[Excerpts from a figure dataset]
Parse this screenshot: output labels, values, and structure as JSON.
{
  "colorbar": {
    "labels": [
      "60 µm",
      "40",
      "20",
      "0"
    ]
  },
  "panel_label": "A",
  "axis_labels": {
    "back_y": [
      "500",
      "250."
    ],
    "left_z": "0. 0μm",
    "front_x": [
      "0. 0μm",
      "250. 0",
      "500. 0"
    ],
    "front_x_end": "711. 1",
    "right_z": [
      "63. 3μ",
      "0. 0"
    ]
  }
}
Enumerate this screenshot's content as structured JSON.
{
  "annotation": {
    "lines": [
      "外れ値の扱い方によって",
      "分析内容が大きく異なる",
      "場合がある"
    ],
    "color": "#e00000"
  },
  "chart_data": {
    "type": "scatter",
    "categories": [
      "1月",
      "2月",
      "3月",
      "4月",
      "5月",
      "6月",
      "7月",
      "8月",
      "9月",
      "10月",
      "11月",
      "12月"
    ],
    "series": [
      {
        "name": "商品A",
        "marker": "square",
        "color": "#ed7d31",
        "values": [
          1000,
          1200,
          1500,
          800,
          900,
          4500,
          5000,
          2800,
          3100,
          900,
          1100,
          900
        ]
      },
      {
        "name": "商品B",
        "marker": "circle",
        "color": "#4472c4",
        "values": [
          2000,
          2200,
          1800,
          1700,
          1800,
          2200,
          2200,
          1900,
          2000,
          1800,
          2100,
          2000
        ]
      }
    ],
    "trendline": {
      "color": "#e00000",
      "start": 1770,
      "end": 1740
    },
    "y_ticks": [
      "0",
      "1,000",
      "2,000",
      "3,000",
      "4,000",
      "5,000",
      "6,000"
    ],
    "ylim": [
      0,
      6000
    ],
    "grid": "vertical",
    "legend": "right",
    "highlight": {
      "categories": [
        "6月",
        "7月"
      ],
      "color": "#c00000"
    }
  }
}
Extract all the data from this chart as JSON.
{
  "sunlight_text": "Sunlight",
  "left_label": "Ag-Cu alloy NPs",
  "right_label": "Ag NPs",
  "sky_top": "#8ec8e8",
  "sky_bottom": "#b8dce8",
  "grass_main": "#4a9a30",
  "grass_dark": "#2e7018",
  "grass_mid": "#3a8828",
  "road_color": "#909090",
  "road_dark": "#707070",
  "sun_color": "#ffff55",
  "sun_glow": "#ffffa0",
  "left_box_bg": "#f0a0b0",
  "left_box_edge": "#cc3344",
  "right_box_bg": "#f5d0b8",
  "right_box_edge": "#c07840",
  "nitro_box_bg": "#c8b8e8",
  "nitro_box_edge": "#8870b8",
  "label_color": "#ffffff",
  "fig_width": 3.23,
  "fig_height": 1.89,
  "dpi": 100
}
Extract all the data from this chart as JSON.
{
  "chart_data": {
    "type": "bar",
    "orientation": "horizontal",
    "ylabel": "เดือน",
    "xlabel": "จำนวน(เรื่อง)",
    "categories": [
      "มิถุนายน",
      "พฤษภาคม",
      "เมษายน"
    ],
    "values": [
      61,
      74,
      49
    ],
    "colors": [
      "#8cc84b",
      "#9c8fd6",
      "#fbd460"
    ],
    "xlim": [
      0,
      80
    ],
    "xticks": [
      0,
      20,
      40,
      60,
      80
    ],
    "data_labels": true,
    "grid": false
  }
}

OBJECTIVE: Output the listing above exactly as it appears.

EXERCISE RESPONSE:
Parse this screenshot: output labels, values, and structure as JSON.
{
  "colorbar": {
    "labels": [
      "60 µm",
      "40",
      "20",
      "0"
    ]
  },
  "panel_label": "A",
  "axis_labels": {
    "back_y": [
      "500",
      "250."
    ],
    "left_z": "0. 0μm",
    "front_x": [
      "0. 0μm",
      "250. 0",
      "500. 0"
    ],
    "front_x_end": "711. 1",
    "right_z": [
      "63. 3μ",
      "0. 0"
    ]
  }
}
Enumerate this screenshot's content as structured JSON.
{
  "annotation": {
    "lines": [
      "外れ値の扱い方によって",
      "分析内容が大きく異なる",
      "場合がある"
    ],
    "color": "#e00000"
  },
  "chart_data": {
    "type": "scatter",
    "categories": [
      "1月",
      "2月",
      "3月",
      "4月",
      "5月",
      "6月",
      "7月",
      "8月",
      "9月",
      "10月",
      "11月",
      "12月"
    ],
    "series": [
      {
        "name": "商品A",
        "marker": "square",
        "color": "#ed7d31",
        "values": [
          1000,
          1200,
          1500,
          800,
          900,
          4500,
          5000,
          2800,
          3100,
          900,
          1100,
          900
        ]
      },
      {
        "name": "商品B",
        "marker": "circle",
        "color": "#4472c4",
        "values": [
          2000,
          2200,
          1800,
          1700,
          1800,
          2200,
          2200,
          1900,
          2000,
          1800,
          2100,
          2000
        ]
      }
    ],
    "trendline": {
      "color": "#e00000",
      "start": 1770,
      "end": 1740
    },
    "y_ticks": [
      "0",
      "1,000",
      "2,000",
      "3,000",
      "4,000",
      "5,000",
      "6,000"
    ],
    "ylim": [
      0,
      6000
    ],
    "grid": "vertical",
    "legend": "right",
    "highlight": {
      "categories": [
        "6月",
        "7月"
      ],
      "color": "#c00000"
    }
  }
}
Extract all the data from this chart as JSON.
{
  "sunlight_text": "Sunlight",
  "left_label": "Ag-Cu alloy NPs",
  "right_label": "Ag NPs",
  "sky_top": "#8ec8e8",
  "sky_bottom": "#b8dce8",
  "grass_main": "#4a9a30",
  "grass_dark": "#2e7018",
  "grass_mid": "#3a8828",
  "road_color": "#909090",
  "road_dark": "#707070",
  "sun_color": "#ffff55",
  "sun_glow": "#ffffa0",
  "left_box_bg": "#f0a0b0",
  "left_box_edge": "#cc3344",
  "right_box_bg": "#f5d0b8",
  "right_box_edge": "#c07840",
  "nitro_box_bg": "#c8b8e8",
  "nitro_box_edge": "#8870b8",
  "label_color": "#ffffff",
  "fig_width": 3.23,
  "fig_height": 1.89,
  "dpi": 100
}
Extract all the data from this chart as JSON.
{
  "chart_data": {
    "type": "bar",
    "orientation": "horizontal",
    "ylabel": "เดือน",
    "xlabel": "จำนวน(เรื่อง)",
    "categories": [
      "มิถุนายน",
      "พฤษภาคม",
      "เมษายน"
    ],
    "values": [
      61,
      74,
      49
    ],
    "colors": [
      "#8cc84b",
      "#9c8fd6",
      "#fbd460"
    ],
    "xlim": [
      0,
      80
    ],
    "xticks": [
      0,
      20,
      40,
      60,
      80
    ],
    "data_labels": true,
    "grid": false
  }
}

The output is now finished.